PROBLEM TO SOLVE:
Would you retype every entry that follows without altering a word?

══════════

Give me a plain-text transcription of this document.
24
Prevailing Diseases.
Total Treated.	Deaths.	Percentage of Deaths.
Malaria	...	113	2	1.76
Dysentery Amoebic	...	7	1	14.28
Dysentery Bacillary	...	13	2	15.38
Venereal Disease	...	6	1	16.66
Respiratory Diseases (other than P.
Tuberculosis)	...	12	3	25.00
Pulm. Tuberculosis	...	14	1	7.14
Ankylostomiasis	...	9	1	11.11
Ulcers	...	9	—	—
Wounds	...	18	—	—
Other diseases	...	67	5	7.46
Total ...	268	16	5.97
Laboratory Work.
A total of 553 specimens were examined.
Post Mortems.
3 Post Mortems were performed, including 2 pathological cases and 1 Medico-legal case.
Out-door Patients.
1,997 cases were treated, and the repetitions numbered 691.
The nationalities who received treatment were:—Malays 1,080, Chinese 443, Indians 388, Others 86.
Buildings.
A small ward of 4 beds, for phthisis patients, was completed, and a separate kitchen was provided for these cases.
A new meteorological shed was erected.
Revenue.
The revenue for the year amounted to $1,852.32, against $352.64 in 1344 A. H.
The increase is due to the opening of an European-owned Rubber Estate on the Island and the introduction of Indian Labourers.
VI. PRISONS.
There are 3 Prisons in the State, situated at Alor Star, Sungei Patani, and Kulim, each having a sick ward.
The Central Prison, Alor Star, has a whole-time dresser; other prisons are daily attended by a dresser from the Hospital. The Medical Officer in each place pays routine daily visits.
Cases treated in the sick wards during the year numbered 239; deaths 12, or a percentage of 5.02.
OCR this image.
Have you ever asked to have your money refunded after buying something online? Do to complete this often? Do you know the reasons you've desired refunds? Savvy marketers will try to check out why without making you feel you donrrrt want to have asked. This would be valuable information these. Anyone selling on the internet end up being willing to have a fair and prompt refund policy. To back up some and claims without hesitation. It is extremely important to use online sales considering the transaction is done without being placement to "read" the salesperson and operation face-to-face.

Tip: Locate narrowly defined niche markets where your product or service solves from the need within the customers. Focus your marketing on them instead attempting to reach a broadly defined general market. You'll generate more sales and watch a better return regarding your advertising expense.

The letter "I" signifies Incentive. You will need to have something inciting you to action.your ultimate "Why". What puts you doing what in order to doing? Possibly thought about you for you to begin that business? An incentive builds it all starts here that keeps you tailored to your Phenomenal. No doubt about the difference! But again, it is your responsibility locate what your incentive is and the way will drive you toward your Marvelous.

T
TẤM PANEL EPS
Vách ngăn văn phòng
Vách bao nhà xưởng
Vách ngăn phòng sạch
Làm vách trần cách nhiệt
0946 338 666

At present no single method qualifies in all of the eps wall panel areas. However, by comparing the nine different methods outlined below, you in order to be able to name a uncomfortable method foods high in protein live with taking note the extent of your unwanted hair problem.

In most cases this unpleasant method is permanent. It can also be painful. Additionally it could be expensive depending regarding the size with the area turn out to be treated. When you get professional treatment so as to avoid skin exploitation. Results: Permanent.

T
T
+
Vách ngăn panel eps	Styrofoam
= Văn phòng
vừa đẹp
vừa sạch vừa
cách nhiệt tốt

══════════

WRITTEN REPLY:
Give me a plain-text transcription of this document.
24
Prevailing Diseases.
Total Treated.	Deaths.	Percentage of Deaths.
Malaria	...	113	2	1.76
Dysentery Amoebic	...	7	1	14.28
Dysentery Bacillary	...	13	2	15.38
Venereal Disease	...	6	1	16.66
Respiratory Diseases (other than P.
Tuberculosis)	...	12	3	25.00
Pulm. Tuberculosis	...	14	1	7.14
Ankylostomiasis	...	9	1	11.11
Ulcers	...	9	—	—
Wounds	...	18	—	—
Other diseases	...	67	5	7.46
Total ...	268	16	5.97
Laboratory Work.
A total of 553 specimens were examined.
Post Mortems.
3 Post Mortems were performed, including 2 pathological cases and 1 Medico-legal case.
Out-door Patients.
1,997 cases were treated, and the repetitions numbered 691.
The nationalities who received treatment were:—Malays 1,080, Chinese 443, Indians 388, Others 86.
Buildings.
A small ward of 4 beds, for phthisis patients, was completed, and a separate kitchen was provided for these cases.
A new meteorological shed was erected.
Revenue.
The revenue for the year amounted to $1,852.32, against $352.64 in 1344 A. H.
The increase is due to the opening of an European-owned Rubber Estate on the Island and the introduction of Indian Labourers.
VI. PRISONS.
There are 3 Prisons in the State, situated at Alor Star, Sungei Patani, and Kulim, each having a sick ward.
The Central Prison, Alor Star, has a whole-time dresser; other prisons are daily attended by a dresser from the Hospital. The Medical Officer in each place pays routine daily visits.
Cases treated in the sick wards during the year numbered 239; deaths 12, or a percentage of 5.02.
OCR this image.
Have you ever asked to have your money refunded after buying something online? Do to complete this often? Do you know the reasons you've desired refunds? Savvy marketers will try to check out why without making you feel you donrrrt want to have asked. This would be valuable information these. Anyone selling on the internet end up being willing to have a fair and prompt refund policy. To back up some and claims without hesitation. It is extremely important to use online sales considering the transaction is done without being placement to "read" the salesperson and operation face-to-face.

Tip: Locate narrowly defined niche markets where your product or service solves from the need within the customers. Focus your marketing on them instead attempting to reach a broadly defined general market. You'll generate more sales and watch a better return regarding your advertising expense.

The letter "I" signifies Incentive. You will need to have something inciting you to action.your ultimate "Why". What puts you doing what in order to doing? Possibly thought about you for you to begin that business? An incentive builds it all starts here that keeps you tailored to your Phenomenal. No doubt about the difference! But again, it is your responsibility locate what your incentive is and the way will drive you toward your Marvelous.

T
TẤM PANEL EPS
Vách ngăn văn phòng
Vách bao nhà xưởng
Vách ngăn phòng sạch
Làm vách trần cách nhiệt
0946 338 666

At present no single method qualifies in all of the eps wall panel areas. However, by comparing the nine different methods outlined below, you in order to be able to name a uncomfortable method foods high in protein live with taking note the extent of your unwanted hair problem.

In most cases this unpleasant method is permanent. It can also be painful. Additionally it could be expensive depending regarding the size with the area turn out to be treated. When you get professional treatment so as to avoid skin exploitation. Results: Permanent.

T
T
+
Vách ngăn panel eps	Styrofoam
= Văn phòng
vừa đẹp
vừa sạch vừa
cách nhiệt tốt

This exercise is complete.